WHAT YOU NEED TO DO
Identify the lines holding "Mitschüler" and copy them.

INFORMATION GIVEN
»»

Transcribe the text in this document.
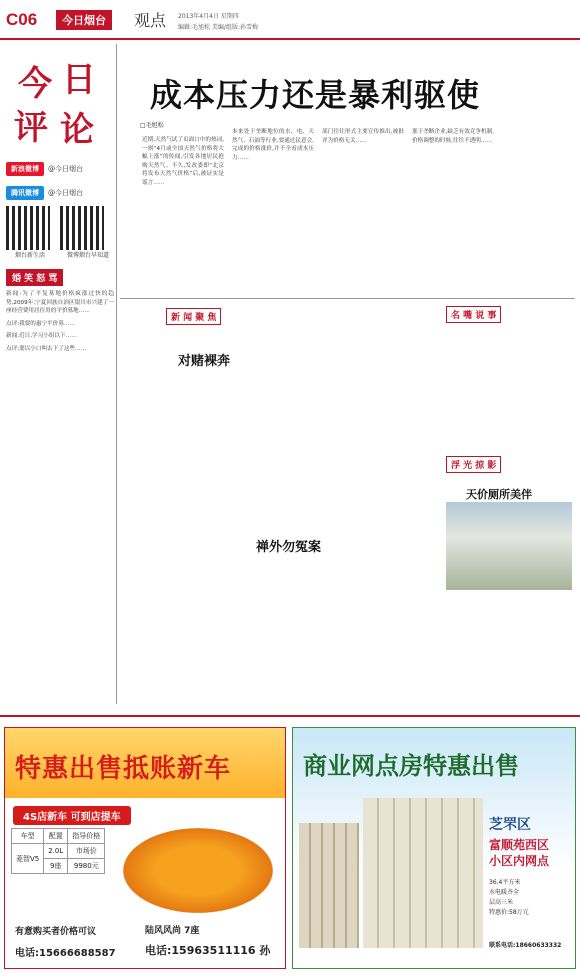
C06	今日烟台	观点 2013年4月4日 星期四
编辑:毛旭松 美编/组版:孙雪梅
今 日
评 论
新浪微博	@今日烟台
腾讯微博	@今日烟台
烟台新生活	微博烟台早知道
婚 笑 怒 骂

新闻:为了平复墓地价格疯涨过快的趋势,2009年,宁夏回族自治区银川市兴建了一座经营费用居住用的平价墓地……

点评:我要的惠宁平价墓……

新闻:近日,学习小组以下……

点评:要以小口叫去下了这些……

成本压力还是暴利驱使
□毛旭松
近期,天然气试了页面口中的热词,一则“4月或全国天然气价格将大幅上涨”的传闻,引发各地居民抢购天然气。不久,发改委即“北京将发布天然气价格”后,被证实是谣言……
本来处于垄断地位的水、电、天然气、石油等行业,要通过民意会,完成的价格涨价,并不全看成本压力……
部门往往形式主要宣传推出,被批评为价格无关……
那于垄断企业,缺乏有效竞争机制,价格调整的时候,往往不透明……
新 闻 聚 焦
对赌裸奔
禅外勿冤案
名 嘴 说 事
浮 光 掠 影
天价厕所美伴
特惠出售抵账新车
4S店新车 可到店提车
车型	配置	指导价格
菱智V5	2.0L	市场价
	9座	9980元
陆风风尚 7座
电话:15963511116 孙
有意购买者价格可议
电话:15666688587
商业网点房特惠出售
芝罘区
富顺苑西区
小区内网点
36.4平方米
水电暖齐全
层高三米
特惠价:58万元
联系电话:18660633332
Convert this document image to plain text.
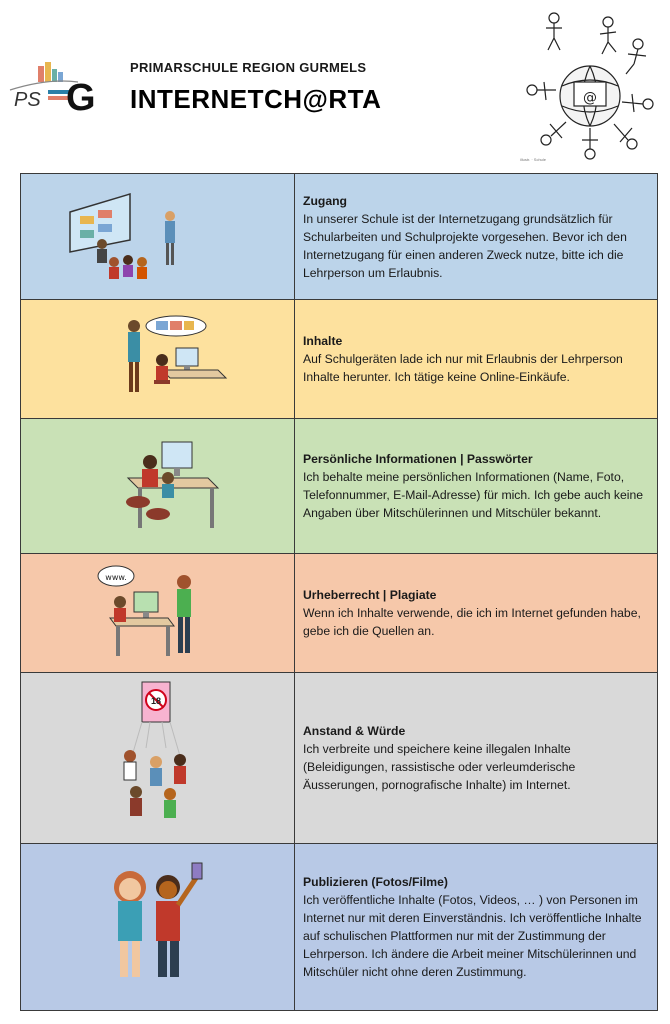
PS G
PRIMARSCHULE REGION GURMELS
INTERNETCH@RTA	@
illustr. · Schule
Zugang
In unserer Schule ist der Internetzugang grundsätzlich für Schularbeiten und Schulprojekte vorgesehen. Bevor ich den Internetzugang für einen anderen Zweck nutze, bitte ich die Lehrperson um Erlaubnis.
Inhalte
Auf Schulgeräten lade ich nur mit Erlaubnis der Lehrperson Inhalte herunter. Ich tätige keine Online-Einkäufe.
Persönliche Informationen | Passwörter
Ich behalte meine persönlichen Informationen (Name, Foto, Telefonnummer, E-Mail-Adresse) für mich. Ich gebe auch keine Angaben über Mitschülerinnen und Mitschüler bekannt.
www.
Urheberrecht | Plagiate
Wenn ich Inhalte verwende, die ich im Internet gefunden habe, gebe ich die Quellen an.
18
Anstand & Würde
Ich verbreite und speichere keine illegalen Inhalte (Beleidigungen, rassistische oder verleumderische Äusserungen, pornografische Inhalte) im Internet.
Publizieren (Fotos/Filme)
Ich veröffentliche Inhalte (Fotos, Videos, … ) von Personen im Internet nur mit deren Einverständnis. Ich veröffentliche Inhalte auf schulischen Plattformen nur mit der Zustimmung der Lehrperson. Ich ändere die Arbeit meiner Mitschülerinnen und Mitschüler nicht ohne deren Zustimmung.
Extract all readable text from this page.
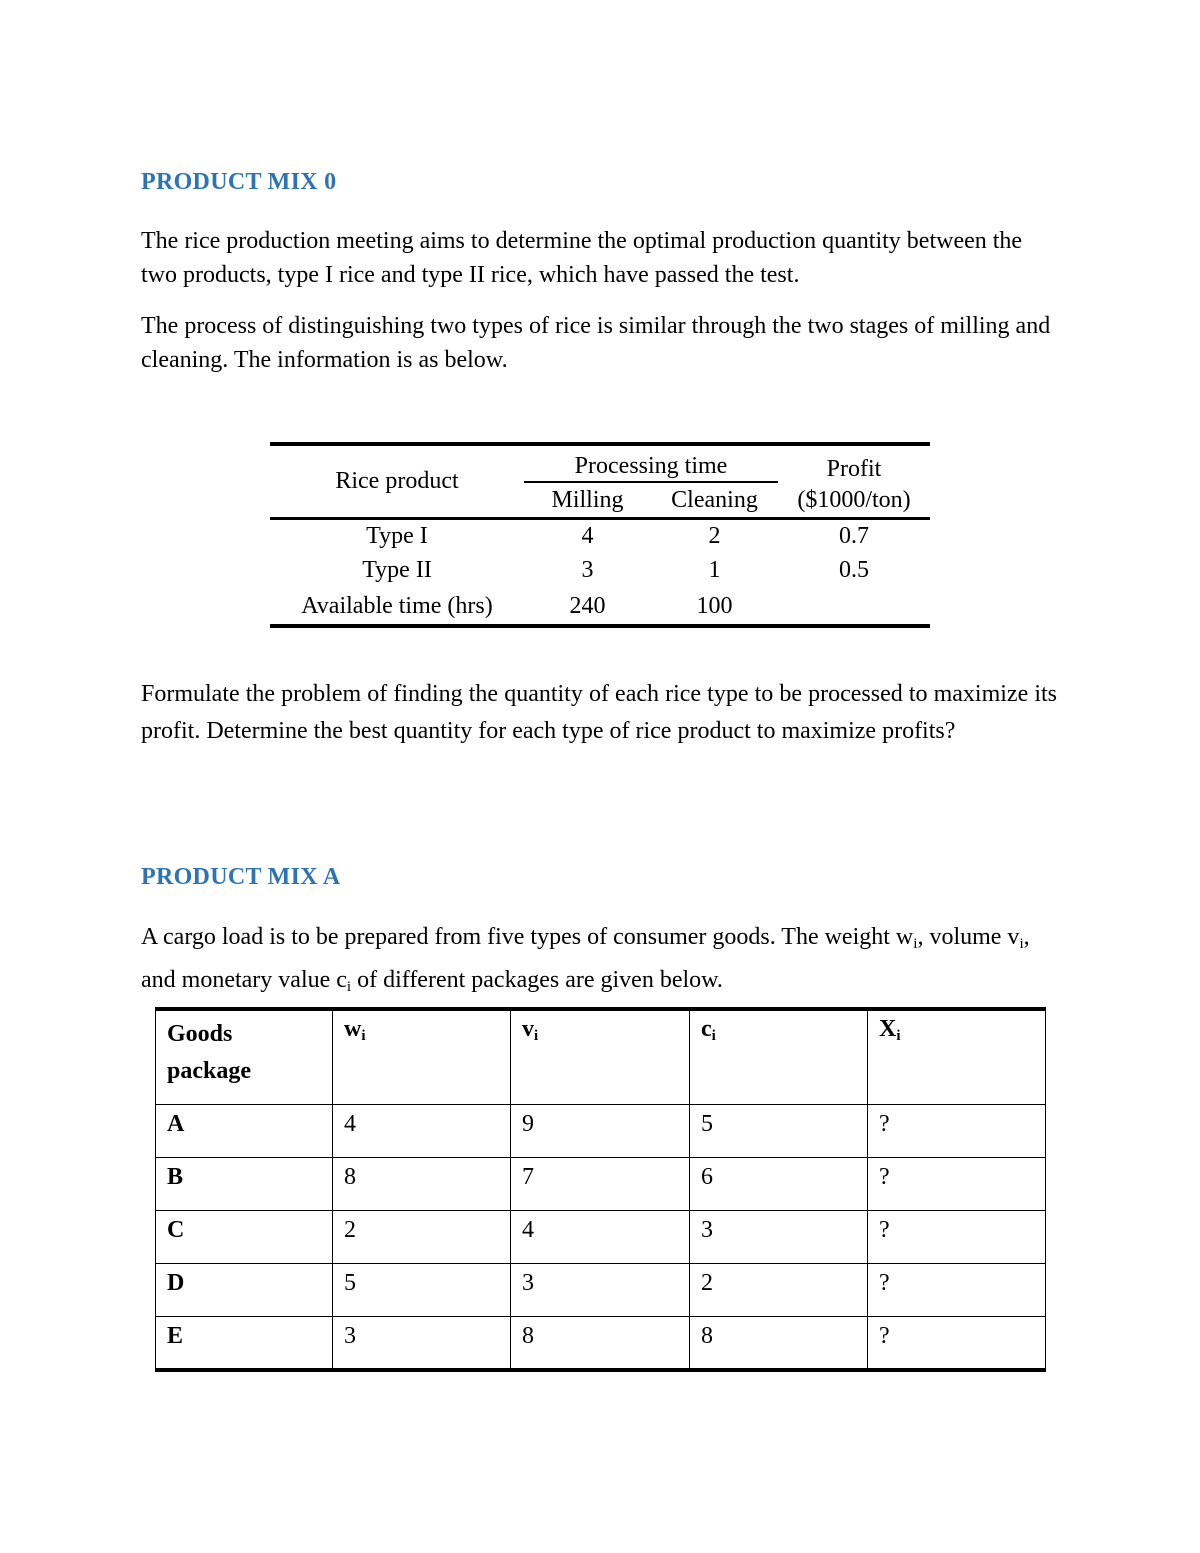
PRODUCT MIX 0

The rice production meeting aims to determine the optimal production quantity between the two products, type I rice and type II rice, which have passed the test.

The process of distinguishing two types of rice is similar through the two stages of milling and cleaning. The information is as below.

Rice product	Processing time		Profit
	Milling	Cleaning	($1000/ton)
Type I	4	2	0.7
Type II	3	1	0.5
Available time (hrs)	240	100	

Formulate the problem of finding the quantity of each rice type to be processed to maximize its profit. Determine the best quantity for each type of rice product to maximize profits?

PRODUCT MIX A

A cargo load is to be prepared from five types of consumer goods. The weight $w_i$, volume $v_i$, and monetary value $c_i$ of different packages are given below.

Goods
package	$w_i$	$v_i$	$c_i$	$X_i$
A	4	9	5	?
B	8	7	6	?
C	2	4	3	?
D	5	3	2	?
E	3	8	8	?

««

WORKED SOLUTION
Ich behalte meine persönlichen Informationen (Name, Foto, Telefonnummer, E-Mail-Adresse) für mich. Ich gebe auch keine Angaben über Mitschülerinnen und Mitschüler bekannt.
Ich veröffentliche Inhalte (Fotos, Videos, … ) von Personen im Internet nur mit deren Einverständnis. Ich veröffentliche Inhalte auf schulischen Plattformen nur mit der Zustimmung der Lehrperson. Ich ändere die Arbeit meiner Mitschülerinnen und Mitschüler nicht ohne deren Zustimmung.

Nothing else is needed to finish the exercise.